- TASK PROMPT: Gather all lines in the data that hold the string "بيانيه".

- RECORD EXCERPTS:
:::
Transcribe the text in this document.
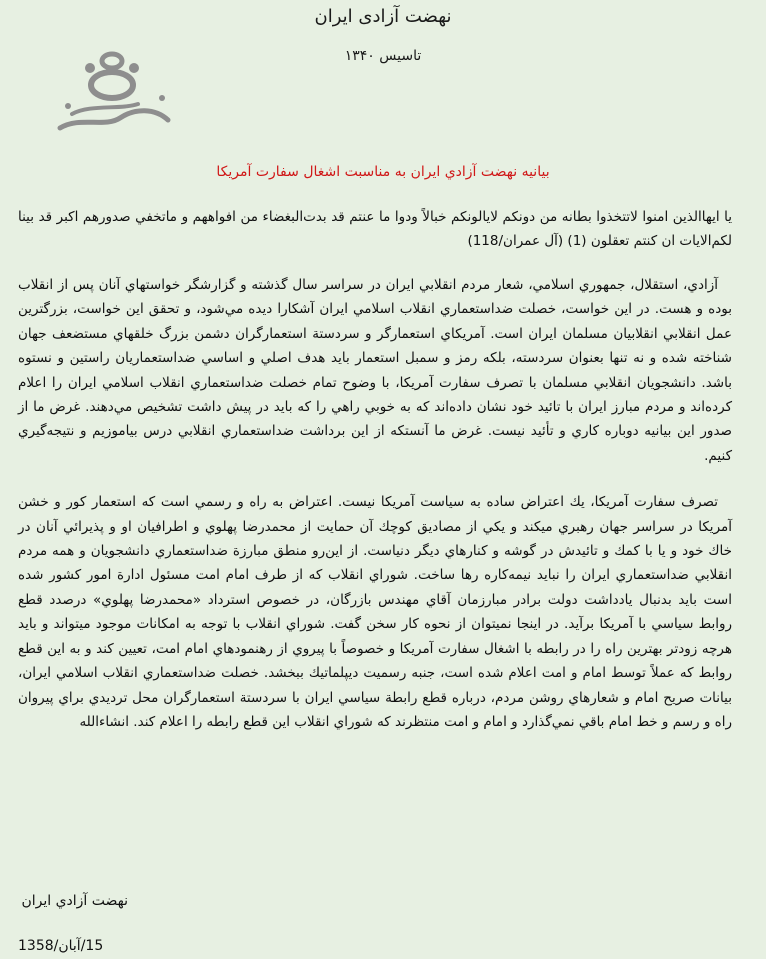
نهضت آزادی ایران
تاسیس ۱۳۴۰
بيانيه نهضت آزادي ايران به مناسبت اشغال سفارت آمريکا

يا ايهاالذين امنوا لاتتخذوا بطانه من دونكم لايالونكم خبالاً ودوا ما عنتم قد بدت‌البغضاء من افواههم و ماتخفي صدورهم اكبر قد بينا لكم‌الايات ان كنتم تعقلون (1) (آل عمران/118)

آزادي، استقلال، جمهوري اسلامي، شعار مردم انقلابي ايران در سراسر سال گذشته و گزارشگر خواستهاي آنان پس از انقلاب بوده و هست. در اين خواست، خصلت ضداستعماري انقلاب اسلامي ايران آشكارا ديده مي‌شود، و تحقق اين خواست، بزرگترين عمل انقلابي انقلابيان مسلمان ايران است. آمريكاي استعمارگر و سردستة استعمارگران دشمن بزرگ خلقهاي مستضعف جهان شناخته شده و نه تنها بعنوان سردسته، بلكه رمز و سمبل استعمار بايد هدف اصلي و اساسي ضداستعماريان راستين و نستوه باشد. دانشجويان انقلابي مسلمان با تصرف سفارت آمريكا، با وضوح تمام خصلت ضداستعماري انقلاب اسلامي ايران را اعلام كرده‌اند و مردم مبارز ايران با تائيد خود نشان داده‌اند كه به خوبي راهي را كه بايد در پيش داشت تشخيص مي‌دهند. غرض ما از صدور اين بيانيه دوباره كاري و تأئيد نيست. غرض ما آنستكه از اين برداشت ضداستعماري انقلابي درس بياموزيم و نتيجه‌گيري كنيم.

تصرف سفارت آمريكا، يك اعتراض ساده به سياست آمريكا نيست. اعتراض به راه و رسمي است كه استعمار كور و خشن آمريكا در سراسر جهان رهبري ميكند و يكي از مصاديق كوچك آن حمايت از محمدرضا پهلوي و اطرافيان او و پذيرائي آنان در خاك خود و يا با كمك و تائيدش در گوشه و كنارهاي ديگر دنياست. از اين‌رو منطق مبارزة ضداستعماري دانشجويان و همه مردم انقلابي ضداستعماري ايران را نبايد نيمه‌كاره رها ساخت. شوراي انقلاب كه از طرف امام امت مسئول ادارة امور كشور شده است بايد بدنبال يادداشت دولت برادر مبارزمان آقاي مهندس بازرگان، در خصوص استرداد «محمدرضا پهلوي» درصدد قطع روابط سياسي با آمريكا برآيد. در اينجا نميتوان از نحوه كار سخن گفت. شوراي انقلاب با توجه به امكانات موجود ميتواند و بايد هرچه زودتر بهترين راه را در رابطه با اشغال سفارت آمريكا و خصوصاً با پيروي از رهنمودهاي امام امت، تعيين كند و به اين قطع روابط كه عملاً توسط امام و امت اعلام شده است، جنبه رسميت ديپلماتيك ببخشد. خصلت ضداستعماري انقلاب اسلامي ايران، بيانات صريح امام و شعارهاي روشن مردم، درباره قطع رابطة سياسي ايران با سردستة استعمارگران محل ترديدي براي پيروان راه و رسم و خط امام باقي نمي‌گذارد و امام و امت منتظرند كه شوراي انقلاب اين قطع رابطه را اعلام كند. انشاءالله

نهضت آزادي ايران
15/آبان/1358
:::
- REPLY:
بيانيه نهضت آزادي ايران به مناسبت اشغال سفارت آمريکا
آزادي، استقلال، جمهوري اسلامي، شعار مردم انقلابي ايران در سراسر سال گذشته و گزارشگر خواستهاي آنان پس از انقلاب بوده و هست. در اين خواست، خصلت ضداستعماري انقلاب اسلامي ايران آشكارا ديده مي‌شود، و تحقق اين خواست، بزرگترين عمل انقلابي انقلابيان مسلمان ايران است. آمريكاي استعمارگر و سردستة استعمارگران دشمن بزرگ خلقهاي مستضعف جهان شناخته شده و نه تنها بعنوان سردسته، بلكه رمز و سمبل استعمار بايد هدف اصلي و اساسي ضداستعماريان راستين و نستوه باشد. دانشجويان انقلابي مسلمان با تصرف سفارت آمريكا، با وضوح تمام خصلت ضداستعماري انقلاب اسلامي ايران را اعلام كرده‌اند و مردم مبارز ايران با تائيد خود نشان داده‌اند كه به خوبي راهي را كه بايد در پيش داشت تشخيص مي‌دهند. غرض ما از صدور اين بيانيه دوباره كاري و تأئيد نيست. غرض ما آنستكه از اين برداشت ضداستعماري انقلابي درس بياموزيم و نتيجه‌گيري كنيم.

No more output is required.